» **STATED GOAL**:
Below are the records; pull every line that includes "pack".

━━━━━━━━━━━━━━━━━━━━━━━━━━━━━━

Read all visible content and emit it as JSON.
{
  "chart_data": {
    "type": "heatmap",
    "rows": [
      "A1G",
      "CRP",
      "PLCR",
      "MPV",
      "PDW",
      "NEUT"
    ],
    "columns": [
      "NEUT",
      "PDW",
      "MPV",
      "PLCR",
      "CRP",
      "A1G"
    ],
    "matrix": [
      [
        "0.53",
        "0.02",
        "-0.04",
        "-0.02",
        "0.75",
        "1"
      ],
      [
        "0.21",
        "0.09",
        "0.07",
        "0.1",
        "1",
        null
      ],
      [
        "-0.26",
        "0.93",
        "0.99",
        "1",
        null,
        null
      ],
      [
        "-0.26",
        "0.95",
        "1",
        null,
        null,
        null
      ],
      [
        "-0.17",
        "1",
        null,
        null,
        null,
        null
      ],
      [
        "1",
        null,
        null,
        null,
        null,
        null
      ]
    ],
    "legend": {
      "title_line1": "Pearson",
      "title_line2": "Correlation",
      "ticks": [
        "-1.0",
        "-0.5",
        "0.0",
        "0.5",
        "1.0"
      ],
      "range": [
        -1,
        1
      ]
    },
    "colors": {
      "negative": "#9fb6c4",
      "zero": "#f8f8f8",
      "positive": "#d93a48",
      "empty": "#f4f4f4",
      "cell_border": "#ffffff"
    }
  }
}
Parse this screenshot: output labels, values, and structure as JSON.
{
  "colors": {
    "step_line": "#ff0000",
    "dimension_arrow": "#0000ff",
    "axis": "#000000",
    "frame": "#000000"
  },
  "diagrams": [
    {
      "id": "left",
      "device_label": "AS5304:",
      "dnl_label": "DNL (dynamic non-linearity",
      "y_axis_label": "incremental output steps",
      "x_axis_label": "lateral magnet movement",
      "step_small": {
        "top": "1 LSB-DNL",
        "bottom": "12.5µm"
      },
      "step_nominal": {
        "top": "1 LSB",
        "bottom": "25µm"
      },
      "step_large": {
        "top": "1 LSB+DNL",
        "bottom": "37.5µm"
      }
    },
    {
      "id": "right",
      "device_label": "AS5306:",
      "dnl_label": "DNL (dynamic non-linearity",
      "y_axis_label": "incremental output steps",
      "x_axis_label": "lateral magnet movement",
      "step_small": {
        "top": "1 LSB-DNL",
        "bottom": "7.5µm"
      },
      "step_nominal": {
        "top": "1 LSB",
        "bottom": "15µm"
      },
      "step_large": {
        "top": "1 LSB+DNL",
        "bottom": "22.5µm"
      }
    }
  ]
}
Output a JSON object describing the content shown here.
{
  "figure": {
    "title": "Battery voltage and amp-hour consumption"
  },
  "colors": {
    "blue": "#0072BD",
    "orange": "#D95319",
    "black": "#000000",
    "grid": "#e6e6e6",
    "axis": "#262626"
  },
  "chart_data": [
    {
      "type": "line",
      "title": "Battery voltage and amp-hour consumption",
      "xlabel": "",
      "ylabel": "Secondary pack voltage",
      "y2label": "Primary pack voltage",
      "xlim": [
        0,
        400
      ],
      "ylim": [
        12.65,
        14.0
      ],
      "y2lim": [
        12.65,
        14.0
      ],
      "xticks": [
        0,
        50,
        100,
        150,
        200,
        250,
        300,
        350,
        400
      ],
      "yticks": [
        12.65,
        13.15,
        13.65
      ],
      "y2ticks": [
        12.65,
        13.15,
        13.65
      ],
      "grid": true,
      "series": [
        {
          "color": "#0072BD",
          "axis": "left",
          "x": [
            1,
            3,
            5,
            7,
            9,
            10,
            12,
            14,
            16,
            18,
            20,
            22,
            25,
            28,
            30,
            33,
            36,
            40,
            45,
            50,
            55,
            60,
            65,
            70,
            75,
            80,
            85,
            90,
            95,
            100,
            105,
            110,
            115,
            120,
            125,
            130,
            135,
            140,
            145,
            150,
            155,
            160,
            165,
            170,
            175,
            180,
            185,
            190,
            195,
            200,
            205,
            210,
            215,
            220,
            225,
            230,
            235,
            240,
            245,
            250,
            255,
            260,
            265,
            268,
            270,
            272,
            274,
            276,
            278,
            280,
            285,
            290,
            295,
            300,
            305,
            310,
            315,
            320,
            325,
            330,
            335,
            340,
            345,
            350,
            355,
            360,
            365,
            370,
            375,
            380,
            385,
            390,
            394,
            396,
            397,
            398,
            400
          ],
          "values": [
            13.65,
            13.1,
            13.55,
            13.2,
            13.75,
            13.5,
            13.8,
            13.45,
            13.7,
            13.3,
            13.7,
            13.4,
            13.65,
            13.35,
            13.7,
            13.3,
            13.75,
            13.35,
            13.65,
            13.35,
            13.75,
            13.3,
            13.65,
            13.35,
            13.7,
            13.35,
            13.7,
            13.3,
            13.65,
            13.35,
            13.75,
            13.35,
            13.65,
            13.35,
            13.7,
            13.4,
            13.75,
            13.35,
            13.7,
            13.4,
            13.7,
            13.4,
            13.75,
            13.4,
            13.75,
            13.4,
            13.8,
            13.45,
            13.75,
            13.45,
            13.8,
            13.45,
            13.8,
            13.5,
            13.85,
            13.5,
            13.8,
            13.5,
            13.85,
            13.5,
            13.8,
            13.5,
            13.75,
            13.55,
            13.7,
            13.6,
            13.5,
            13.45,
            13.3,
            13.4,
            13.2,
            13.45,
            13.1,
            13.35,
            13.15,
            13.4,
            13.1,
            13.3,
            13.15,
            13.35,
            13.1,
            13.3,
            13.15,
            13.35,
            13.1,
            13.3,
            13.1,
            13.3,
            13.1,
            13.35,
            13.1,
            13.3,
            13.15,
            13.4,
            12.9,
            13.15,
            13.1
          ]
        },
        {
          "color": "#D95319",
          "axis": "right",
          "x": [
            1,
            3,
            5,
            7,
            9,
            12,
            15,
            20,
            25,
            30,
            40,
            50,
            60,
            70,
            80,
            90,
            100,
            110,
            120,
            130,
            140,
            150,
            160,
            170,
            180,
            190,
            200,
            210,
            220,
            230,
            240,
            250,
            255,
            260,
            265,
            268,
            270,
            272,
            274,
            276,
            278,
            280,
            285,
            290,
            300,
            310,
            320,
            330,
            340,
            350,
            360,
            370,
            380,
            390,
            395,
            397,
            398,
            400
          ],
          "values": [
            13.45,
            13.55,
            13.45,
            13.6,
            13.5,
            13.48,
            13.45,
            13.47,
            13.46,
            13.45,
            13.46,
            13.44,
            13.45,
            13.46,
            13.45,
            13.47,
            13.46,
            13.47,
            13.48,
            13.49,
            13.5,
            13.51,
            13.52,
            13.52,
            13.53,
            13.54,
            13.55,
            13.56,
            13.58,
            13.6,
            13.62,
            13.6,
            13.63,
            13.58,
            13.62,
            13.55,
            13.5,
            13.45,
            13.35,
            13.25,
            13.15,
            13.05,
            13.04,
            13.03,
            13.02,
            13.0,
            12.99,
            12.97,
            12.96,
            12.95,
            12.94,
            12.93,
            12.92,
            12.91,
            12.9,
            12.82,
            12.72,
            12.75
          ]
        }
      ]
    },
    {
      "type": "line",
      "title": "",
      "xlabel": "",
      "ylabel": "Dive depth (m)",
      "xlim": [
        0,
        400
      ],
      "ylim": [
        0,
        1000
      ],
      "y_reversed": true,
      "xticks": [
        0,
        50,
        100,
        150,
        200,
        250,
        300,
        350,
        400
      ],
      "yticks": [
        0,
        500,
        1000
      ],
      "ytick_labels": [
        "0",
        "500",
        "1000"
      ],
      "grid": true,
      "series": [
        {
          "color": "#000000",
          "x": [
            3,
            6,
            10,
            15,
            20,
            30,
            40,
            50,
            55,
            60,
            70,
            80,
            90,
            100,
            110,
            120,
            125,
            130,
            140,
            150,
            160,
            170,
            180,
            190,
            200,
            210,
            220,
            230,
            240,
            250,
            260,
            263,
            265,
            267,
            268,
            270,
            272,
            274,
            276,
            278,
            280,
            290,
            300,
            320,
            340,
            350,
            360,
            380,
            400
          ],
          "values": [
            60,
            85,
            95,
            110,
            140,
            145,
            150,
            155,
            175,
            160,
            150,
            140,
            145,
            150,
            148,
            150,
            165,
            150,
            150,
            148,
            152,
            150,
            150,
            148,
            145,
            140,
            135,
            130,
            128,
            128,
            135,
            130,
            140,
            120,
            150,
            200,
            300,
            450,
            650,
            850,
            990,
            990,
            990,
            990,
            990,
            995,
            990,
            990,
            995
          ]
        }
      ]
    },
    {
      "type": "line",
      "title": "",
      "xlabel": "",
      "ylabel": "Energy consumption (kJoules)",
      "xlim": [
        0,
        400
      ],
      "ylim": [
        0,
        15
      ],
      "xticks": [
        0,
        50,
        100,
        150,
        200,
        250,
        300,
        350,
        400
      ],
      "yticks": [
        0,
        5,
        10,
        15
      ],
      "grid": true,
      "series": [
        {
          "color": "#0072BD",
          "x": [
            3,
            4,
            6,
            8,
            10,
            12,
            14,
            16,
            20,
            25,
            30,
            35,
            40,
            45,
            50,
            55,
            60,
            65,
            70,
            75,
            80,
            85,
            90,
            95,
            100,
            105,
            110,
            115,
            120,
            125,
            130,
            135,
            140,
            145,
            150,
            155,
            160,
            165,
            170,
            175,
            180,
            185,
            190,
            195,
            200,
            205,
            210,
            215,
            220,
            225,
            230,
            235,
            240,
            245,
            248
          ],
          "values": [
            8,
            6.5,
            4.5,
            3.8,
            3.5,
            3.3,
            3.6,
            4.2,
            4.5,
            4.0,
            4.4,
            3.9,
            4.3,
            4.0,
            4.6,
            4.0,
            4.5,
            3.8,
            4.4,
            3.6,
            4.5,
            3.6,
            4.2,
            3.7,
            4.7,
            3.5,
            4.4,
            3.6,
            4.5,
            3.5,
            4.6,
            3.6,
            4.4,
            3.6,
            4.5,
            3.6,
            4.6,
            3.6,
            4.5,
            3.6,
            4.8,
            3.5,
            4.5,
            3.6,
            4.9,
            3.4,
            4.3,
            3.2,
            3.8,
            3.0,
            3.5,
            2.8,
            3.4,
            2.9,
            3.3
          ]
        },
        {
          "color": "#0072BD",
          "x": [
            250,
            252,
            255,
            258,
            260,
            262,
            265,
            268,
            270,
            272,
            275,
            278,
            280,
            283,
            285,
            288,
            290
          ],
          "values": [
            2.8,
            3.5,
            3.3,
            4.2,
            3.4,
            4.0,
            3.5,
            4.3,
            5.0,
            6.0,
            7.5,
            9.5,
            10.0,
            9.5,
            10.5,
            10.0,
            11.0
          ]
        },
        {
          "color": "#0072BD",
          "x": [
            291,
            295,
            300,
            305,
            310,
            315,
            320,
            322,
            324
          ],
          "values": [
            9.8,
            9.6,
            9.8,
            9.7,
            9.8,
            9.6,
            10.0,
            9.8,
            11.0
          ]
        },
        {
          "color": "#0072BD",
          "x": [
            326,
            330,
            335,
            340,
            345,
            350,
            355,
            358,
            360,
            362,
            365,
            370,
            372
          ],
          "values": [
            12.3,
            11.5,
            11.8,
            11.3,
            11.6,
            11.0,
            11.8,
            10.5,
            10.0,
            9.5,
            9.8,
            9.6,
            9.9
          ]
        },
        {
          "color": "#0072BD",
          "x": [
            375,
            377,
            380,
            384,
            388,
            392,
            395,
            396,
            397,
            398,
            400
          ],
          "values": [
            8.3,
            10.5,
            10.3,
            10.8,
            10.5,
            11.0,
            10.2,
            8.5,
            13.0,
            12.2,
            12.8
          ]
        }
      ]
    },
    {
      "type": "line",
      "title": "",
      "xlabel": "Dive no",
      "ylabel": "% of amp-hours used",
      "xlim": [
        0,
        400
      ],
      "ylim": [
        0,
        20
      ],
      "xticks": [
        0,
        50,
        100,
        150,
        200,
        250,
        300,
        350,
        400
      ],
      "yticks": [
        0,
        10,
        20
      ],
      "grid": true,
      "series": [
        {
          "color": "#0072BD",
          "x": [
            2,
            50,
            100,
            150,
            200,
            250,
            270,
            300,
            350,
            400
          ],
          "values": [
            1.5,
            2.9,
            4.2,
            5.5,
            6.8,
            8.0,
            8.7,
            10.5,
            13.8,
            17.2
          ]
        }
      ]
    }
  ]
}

━━━━━━━━━━━━━━━━━━━━━━━━━━━━━━

» **SOLUTION TO THIS EXERCISE**:
      "ylabel": "Secondary pack voltage",
      "y2label": "Primary pack voltage",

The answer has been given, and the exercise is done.